-- DATA start --
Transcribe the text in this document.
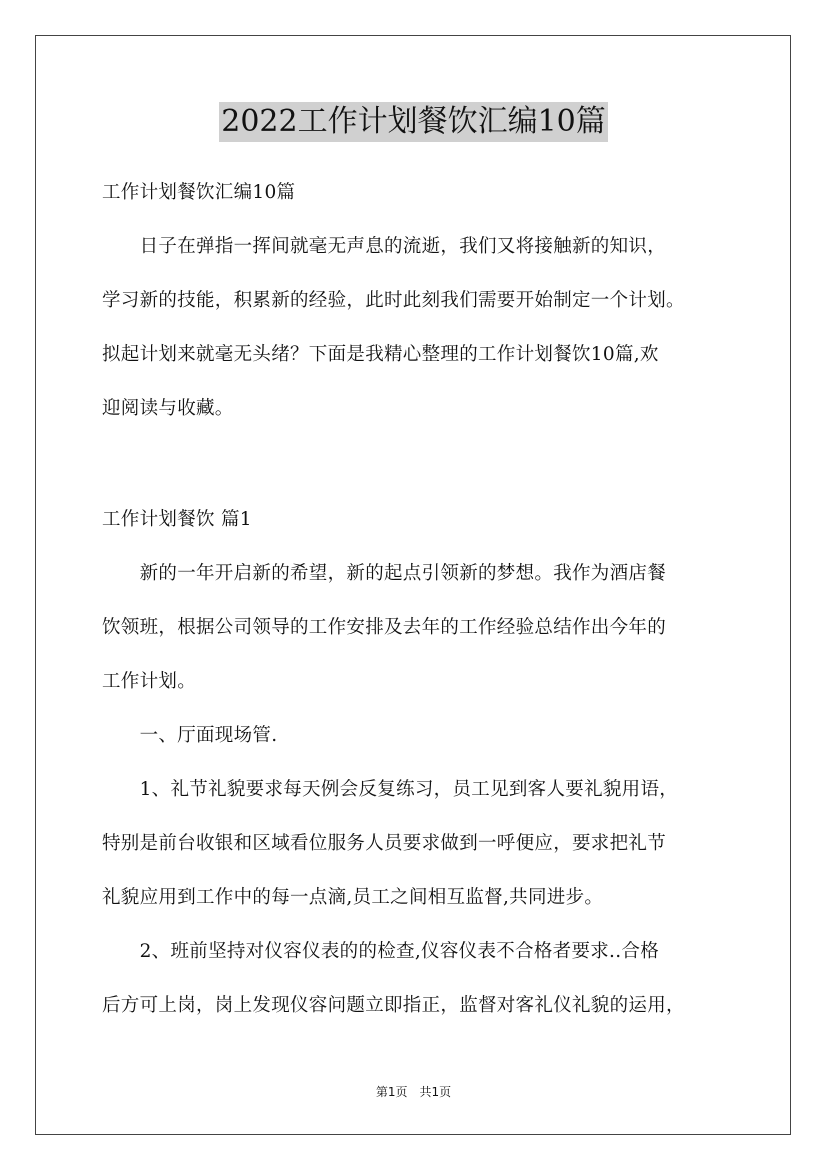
2022工作计划餐饮汇编10篇
工作计划餐饮汇编10篇
　　日子在弹指一挥间就毫无声息的流逝，我们又将接触新的知识，
学习新的技能，积累新的经验，此时此刻我们需要开始制定一个计划。
拟起计划来就毫无头绪？下面是我精心整理的工作计划餐饮10篇,欢
迎阅读与收藏。
工作计划餐饮 篇1
　　新的一年开启新的希望，新的起点引领新的梦想。我作为酒店餐
饮领班，根据公司领导的工作安排及去年的工作经验总结作出今年的
工作计划。
　　一、厅面现场管.
　　1、礼节礼貌要求每天例会反复练习，员工见到客人要礼貌用语，
特别是前台收银和区域看位服务人员要求做到一呼便应，要求把礼节
礼貌应用到工作中的每一点滴,员工之间相互监督,共同进步。
　　2、班前坚持对仪容仪表的的检查,仪容仪表不合格者要求..合格
后方可上岗，岗上发现仪容问题立即指正，监督对客礼仪礼貌的运用，
第1页　共1页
-- DATA end --
§ DIRECTIONS FOR THIS TASK:
Leaving all pictures aside, quote each record exactly.

§ OUTPUT:
Transcribe the text in this document.
2022工作计划餐饮汇编10篇
工作计划餐饮汇编10篇
　　日子在弹指一挥间就毫无声息的流逝，我们又将接触新的知识，
学习新的技能，积累新的经验，此时此刻我们需要开始制定一个计划。
拟起计划来就毫无头绪？下面是我精心整理的工作计划餐饮10篇,欢
迎阅读与收藏。
工作计划餐饮 篇1
　　新的一年开启新的希望，新的起点引领新的梦想。我作为酒店餐
饮领班，根据公司领导的工作安排及去年的工作经验总结作出今年的
工作计划。
　　一、厅面现场管.
　　1、礼节礼貌要求每天例会反复练习，员工见到客人要礼貌用语，
特别是前台收银和区域看位服务人员要求做到一呼便应，要求把礼节
礼貌应用到工作中的每一点滴,员工之间相互监督,共同进步。
　　2、班前坚持对仪容仪表的的检查,仪容仪表不合格者要求..合格
后方可上岗，岗上发现仪容问题立即指正，监督对客礼仪礼貌的运用，
第1页　共1页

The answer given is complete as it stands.